WHAT IS REQUIRED: Repeat each entry in full, exactly.

DATA ROWS:
<<<<
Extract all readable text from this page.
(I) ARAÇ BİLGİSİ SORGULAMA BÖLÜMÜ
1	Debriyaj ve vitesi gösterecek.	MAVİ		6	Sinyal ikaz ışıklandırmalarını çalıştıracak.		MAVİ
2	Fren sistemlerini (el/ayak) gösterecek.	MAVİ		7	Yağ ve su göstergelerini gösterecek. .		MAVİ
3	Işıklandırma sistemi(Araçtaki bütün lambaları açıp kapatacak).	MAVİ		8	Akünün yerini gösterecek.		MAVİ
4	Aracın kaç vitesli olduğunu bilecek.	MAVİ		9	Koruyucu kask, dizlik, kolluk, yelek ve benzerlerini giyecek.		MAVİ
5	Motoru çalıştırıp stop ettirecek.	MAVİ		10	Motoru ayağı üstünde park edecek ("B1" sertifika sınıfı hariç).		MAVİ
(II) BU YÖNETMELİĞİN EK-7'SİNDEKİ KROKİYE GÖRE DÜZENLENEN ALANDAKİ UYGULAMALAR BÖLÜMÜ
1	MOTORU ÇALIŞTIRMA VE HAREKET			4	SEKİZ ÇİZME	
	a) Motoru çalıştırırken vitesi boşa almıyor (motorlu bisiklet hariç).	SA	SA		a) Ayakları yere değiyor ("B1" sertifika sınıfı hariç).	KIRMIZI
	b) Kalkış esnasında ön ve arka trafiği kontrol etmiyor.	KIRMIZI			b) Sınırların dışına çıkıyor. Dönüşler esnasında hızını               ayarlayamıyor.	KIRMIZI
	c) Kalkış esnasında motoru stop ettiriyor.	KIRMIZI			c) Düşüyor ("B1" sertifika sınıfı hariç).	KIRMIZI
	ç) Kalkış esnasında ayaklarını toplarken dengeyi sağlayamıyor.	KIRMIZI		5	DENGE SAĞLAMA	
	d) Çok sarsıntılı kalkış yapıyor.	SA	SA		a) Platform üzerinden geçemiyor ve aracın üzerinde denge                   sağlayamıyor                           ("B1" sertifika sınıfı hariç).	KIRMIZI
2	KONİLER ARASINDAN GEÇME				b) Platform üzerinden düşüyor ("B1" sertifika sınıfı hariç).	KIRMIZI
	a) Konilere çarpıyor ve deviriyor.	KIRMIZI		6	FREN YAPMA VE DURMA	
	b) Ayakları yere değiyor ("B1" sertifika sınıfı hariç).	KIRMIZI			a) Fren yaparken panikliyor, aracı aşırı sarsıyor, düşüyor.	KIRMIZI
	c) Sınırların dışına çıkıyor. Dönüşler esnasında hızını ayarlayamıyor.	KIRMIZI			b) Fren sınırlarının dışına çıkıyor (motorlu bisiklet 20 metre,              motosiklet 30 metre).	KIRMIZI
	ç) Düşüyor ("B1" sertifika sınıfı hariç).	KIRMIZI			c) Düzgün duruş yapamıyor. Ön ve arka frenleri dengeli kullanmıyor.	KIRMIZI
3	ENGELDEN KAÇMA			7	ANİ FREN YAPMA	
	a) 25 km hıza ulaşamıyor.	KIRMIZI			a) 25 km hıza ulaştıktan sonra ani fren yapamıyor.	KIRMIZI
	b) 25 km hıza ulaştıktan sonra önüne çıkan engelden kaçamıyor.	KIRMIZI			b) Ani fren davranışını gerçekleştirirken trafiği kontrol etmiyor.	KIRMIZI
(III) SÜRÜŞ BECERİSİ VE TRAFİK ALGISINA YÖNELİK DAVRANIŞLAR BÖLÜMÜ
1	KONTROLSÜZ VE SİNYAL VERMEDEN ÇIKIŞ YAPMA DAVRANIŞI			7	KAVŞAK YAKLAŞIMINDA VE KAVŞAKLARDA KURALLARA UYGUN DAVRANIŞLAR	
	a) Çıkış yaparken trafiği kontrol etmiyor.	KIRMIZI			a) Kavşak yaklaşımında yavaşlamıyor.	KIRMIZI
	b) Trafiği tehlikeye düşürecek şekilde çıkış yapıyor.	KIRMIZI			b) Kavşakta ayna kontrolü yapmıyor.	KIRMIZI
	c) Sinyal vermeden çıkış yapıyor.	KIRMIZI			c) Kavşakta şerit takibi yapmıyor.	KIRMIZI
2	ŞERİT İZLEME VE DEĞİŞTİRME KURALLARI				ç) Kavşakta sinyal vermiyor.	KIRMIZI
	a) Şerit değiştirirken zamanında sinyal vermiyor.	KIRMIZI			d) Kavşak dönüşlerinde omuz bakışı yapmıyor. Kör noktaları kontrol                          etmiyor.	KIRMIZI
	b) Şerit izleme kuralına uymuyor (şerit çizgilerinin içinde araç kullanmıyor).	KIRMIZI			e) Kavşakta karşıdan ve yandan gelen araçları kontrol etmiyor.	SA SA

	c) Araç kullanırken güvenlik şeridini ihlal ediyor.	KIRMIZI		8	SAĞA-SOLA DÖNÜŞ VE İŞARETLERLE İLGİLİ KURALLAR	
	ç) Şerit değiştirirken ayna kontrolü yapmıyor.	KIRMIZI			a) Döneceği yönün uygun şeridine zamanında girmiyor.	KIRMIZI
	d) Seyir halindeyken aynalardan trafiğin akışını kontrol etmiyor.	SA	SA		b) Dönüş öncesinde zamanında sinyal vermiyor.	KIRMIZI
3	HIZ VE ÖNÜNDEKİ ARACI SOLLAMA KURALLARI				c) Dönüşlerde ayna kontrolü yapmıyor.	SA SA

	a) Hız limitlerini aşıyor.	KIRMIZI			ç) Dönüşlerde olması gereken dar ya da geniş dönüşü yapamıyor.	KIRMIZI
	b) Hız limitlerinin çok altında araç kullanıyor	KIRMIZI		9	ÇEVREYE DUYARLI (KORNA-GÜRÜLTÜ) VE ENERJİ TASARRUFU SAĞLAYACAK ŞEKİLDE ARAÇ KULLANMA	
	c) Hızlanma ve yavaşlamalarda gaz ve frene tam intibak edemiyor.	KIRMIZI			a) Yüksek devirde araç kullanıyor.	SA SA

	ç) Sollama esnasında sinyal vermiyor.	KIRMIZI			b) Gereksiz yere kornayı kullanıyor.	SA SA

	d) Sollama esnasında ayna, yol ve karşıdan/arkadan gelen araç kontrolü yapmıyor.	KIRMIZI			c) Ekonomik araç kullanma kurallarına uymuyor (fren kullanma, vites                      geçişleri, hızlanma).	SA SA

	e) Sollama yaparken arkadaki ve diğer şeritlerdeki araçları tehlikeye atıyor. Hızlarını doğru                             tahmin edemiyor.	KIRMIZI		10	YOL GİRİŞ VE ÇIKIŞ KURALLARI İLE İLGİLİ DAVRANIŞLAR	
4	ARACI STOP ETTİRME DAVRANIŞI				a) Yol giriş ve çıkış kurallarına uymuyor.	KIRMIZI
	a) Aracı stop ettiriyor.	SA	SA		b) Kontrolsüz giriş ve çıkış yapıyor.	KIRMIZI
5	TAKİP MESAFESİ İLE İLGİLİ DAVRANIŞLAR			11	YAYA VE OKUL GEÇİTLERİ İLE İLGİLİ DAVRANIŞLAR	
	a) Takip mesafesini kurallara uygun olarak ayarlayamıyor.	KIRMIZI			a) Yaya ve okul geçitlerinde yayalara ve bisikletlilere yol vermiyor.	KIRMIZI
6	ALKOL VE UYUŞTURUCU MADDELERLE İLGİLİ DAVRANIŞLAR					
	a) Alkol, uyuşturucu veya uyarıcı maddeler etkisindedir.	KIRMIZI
>>>>
CORRECT RESULT:
Extract all readable text from this page.
(I) ARAÇ BİLGİSİ SORGULAMA BÖLÜMÜ
1	Debriyaj ve vitesi gösterecek.	MAVİ		6	Sinyal ikaz ışıklandırmalarını çalıştıracak.		MAVİ
2	Fren sistemlerini (el/ayak) gösterecek.	MAVİ		7	Yağ ve su göstergelerini gösterecek. .		MAVİ
3	Işıklandırma sistemi(Araçtaki bütün lambaları açıp kapatacak).	MAVİ		8	Akünün yerini gösterecek.		MAVİ
4	Aracın kaç vitesli olduğunu bilecek.	MAVİ		9	Koruyucu kask, dizlik, kolluk, yelek ve benzerlerini giyecek.		MAVİ
5	Motoru çalıştırıp stop ettirecek.	MAVİ		10	Motoru ayağı üstünde park edecek ("B1" sertifika sınıfı hariç).		MAVİ
(II) BU YÖNETMELİĞİN EK-7'SİNDEKİ KROKİYE GÖRE DÜZENLENEN ALANDAKİ UYGULAMALAR BÖLÜMÜ
1	MOTORU ÇALIŞTIRMA VE HAREKET			4	SEKİZ ÇİZME	
	a) Motoru çalıştırırken vitesi boşa almıyor (motorlu bisiklet hariç).	SA	SA		a) Ayakları yere değiyor ("B1" sertifika sınıfı hariç).	KIRMIZI
	b) Kalkış esnasında ön ve arka trafiği kontrol etmiyor.	KIRMIZI			b) Sınırların dışına çıkıyor. Dönüşler esnasında hızını               ayarlayamıyor.	KIRMIZI
	c) Kalkış esnasında motoru stop ettiriyor.	KIRMIZI			c) Düşüyor ("B1" sertifika sınıfı hariç).	KIRMIZI
	ç) Kalkış esnasında ayaklarını toplarken dengeyi sağlayamıyor.	KIRMIZI		5	DENGE SAĞLAMA	
	d) Çok sarsıntılı kalkış yapıyor.	SA	SA		a) Platform üzerinden geçemiyor ve aracın üzerinde denge                   sağlayamıyor                           ("B1" sertifika sınıfı hariç).	KIRMIZI
2	KONİLER ARASINDAN GEÇME				b) Platform üzerinden düşüyor ("B1" sertifika sınıfı hariç).	KIRMIZI
	a) Konilere çarpıyor ve deviriyor.	KIRMIZI		6	FREN YAPMA VE DURMA	
	b) Ayakları yere değiyor ("B1" sertifika sınıfı hariç).	KIRMIZI			a) Fren yaparken panikliyor, aracı aşırı sarsıyor, düşüyor.	KIRMIZI
	c) Sınırların dışına çıkıyor. Dönüşler esnasında hızını ayarlayamıyor.	KIRMIZI			b) Fren sınırlarının dışına çıkıyor (motorlu bisiklet 20 metre,              motosiklet 30 metre).	KIRMIZI
	ç) Düşüyor ("B1" sertifika sınıfı hariç).	KIRMIZI			c) Düzgün duruş yapamıyor. Ön ve arka frenleri dengeli kullanmıyor.	KIRMIZI
3	ENGELDEN KAÇMA			7	ANİ FREN YAPMA	
	a) 25 km hıza ulaşamıyor.	KIRMIZI			a) 25 km hıza ulaştıktan sonra ani fren yapamıyor.	KIRMIZI
	b) 25 km hıza ulaştıktan sonra önüne çıkan engelden kaçamıyor.	KIRMIZI			b) Ani fren davranışını gerçekleştirirken trafiği kontrol etmiyor.	KIRMIZI
(III) SÜRÜŞ BECERİSİ VE TRAFİK ALGISINA YÖNELİK DAVRANIŞLAR BÖLÜMÜ
1	KONTROLSÜZ VE SİNYAL VERMEDEN ÇIKIŞ YAPMA DAVRANIŞI			7	KAVŞAK YAKLAŞIMINDA VE KAVŞAKLARDA KURALLARA UYGUN DAVRANIŞLAR	
	a) Çıkış yaparken trafiği kontrol etmiyor.	KIRMIZI			a) Kavşak yaklaşımında yavaşlamıyor.	KIRMIZI
	b) Trafiği tehlikeye düşürecek şekilde çıkış yapıyor.	KIRMIZI			b) Kavşakta ayna kontrolü yapmıyor.	KIRMIZI
	c) Sinyal vermeden çıkış yapıyor.	KIRMIZI			c) Kavşakta şerit takibi yapmıyor.	KIRMIZI
2	ŞERİT İZLEME VE DEĞİŞTİRME KURALLARI				ç) Kavşakta sinyal vermiyor.	KIRMIZI
	a) Şerit değiştirirken zamanında sinyal vermiyor.	KIRMIZI			d) Kavşak dönüşlerinde omuz bakışı yapmıyor. Kör noktaları kontrol                          etmiyor.	KIRMIZI
	b) Şerit izleme kuralına uymuyor (şerit çizgilerinin içinde araç kullanmıyor).	KIRMIZI			e) Kavşakta karşıdan ve yandan gelen araçları kontrol etmiyor.	SA SA

	c) Araç kullanırken güvenlik şeridini ihlal ediyor.	KIRMIZI		8	SAĞA-SOLA DÖNÜŞ VE İŞARETLERLE İLGİLİ KURALLAR	
	ç) Şerit değiştirirken ayna kontrolü yapmıyor.	KIRMIZI			a) Döneceği yönün uygun şeridine zamanında girmiyor.	KIRMIZI
	d) Seyir halindeyken aynalardan trafiğin akışını kontrol etmiyor.	SA	SA		b) Dönüş öncesinde zamanında sinyal vermiyor.	KIRMIZI
3	HIZ VE ÖNÜNDEKİ ARACI SOLLAMA KURALLARI				c) Dönüşlerde ayna kontrolü yapmıyor.	SA SA

	a) Hız limitlerini aşıyor.	KIRMIZI			ç) Dönüşlerde olması gereken dar ya da geniş dönüşü yapamıyor.	KIRMIZI
	b) Hız limitlerinin çok altında araç kullanıyor	KIRMIZI		9	ÇEVREYE DUYARLI (KORNA-GÜRÜLTÜ) VE ENERJİ TASARRUFU SAĞLAYACAK ŞEKİLDE ARAÇ KULLANMA	
	c) Hızlanma ve yavaşlamalarda gaz ve frene tam intibak edemiyor.	KIRMIZI			a) Yüksek devirde araç kullanıyor.	SA SA

	ç) Sollama esnasında sinyal vermiyor.	KIRMIZI			b) Gereksiz yere kornayı kullanıyor.	SA SA

	d) Sollama esnasında ayna, yol ve karşıdan/arkadan gelen araç kontrolü yapmıyor.	KIRMIZI			c) Ekonomik araç kullanma kurallarına uymuyor (fren kullanma, vites                      geçişleri, hızlanma).	SA SA

	e) Sollama yaparken arkadaki ve diğer şeritlerdeki araçları tehlikeye atıyor. Hızlarını doğru                             tahmin edemiyor.	KIRMIZI		10	YOL GİRİŞ VE ÇIKIŞ KURALLARI İLE İLGİLİ DAVRANIŞLAR	
4	ARACI STOP ETTİRME DAVRANIŞI				a) Yol giriş ve çıkış kurallarına uymuyor.	KIRMIZI
	a) Aracı stop ettiriyor.	SA	SA		b) Kontrolsüz giriş ve çıkış yapıyor.	KIRMIZI
5	TAKİP MESAFESİ İLE İLGİLİ DAVRANIŞLAR			11	YAYA VE OKUL GEÇİTLERİ İLE İLGİLİ DAVRANIŞLAR	
	a) Takip mesafesini kurallara uygun olarak ayarlayamıyor.	KIRMIZI			a) Yaya ve okul geçitlerinde yayalara ve bisikletlilere yol vermiyor.	KIRMIZI
6	ALKOL VE UYUŞTURUCU MADDELERLE İLGİLİ DAVRANIŞLAR					
	a) Alkol, uyuşturucu veya uyarıcı maddeler etkisindedir.	KIRMIZI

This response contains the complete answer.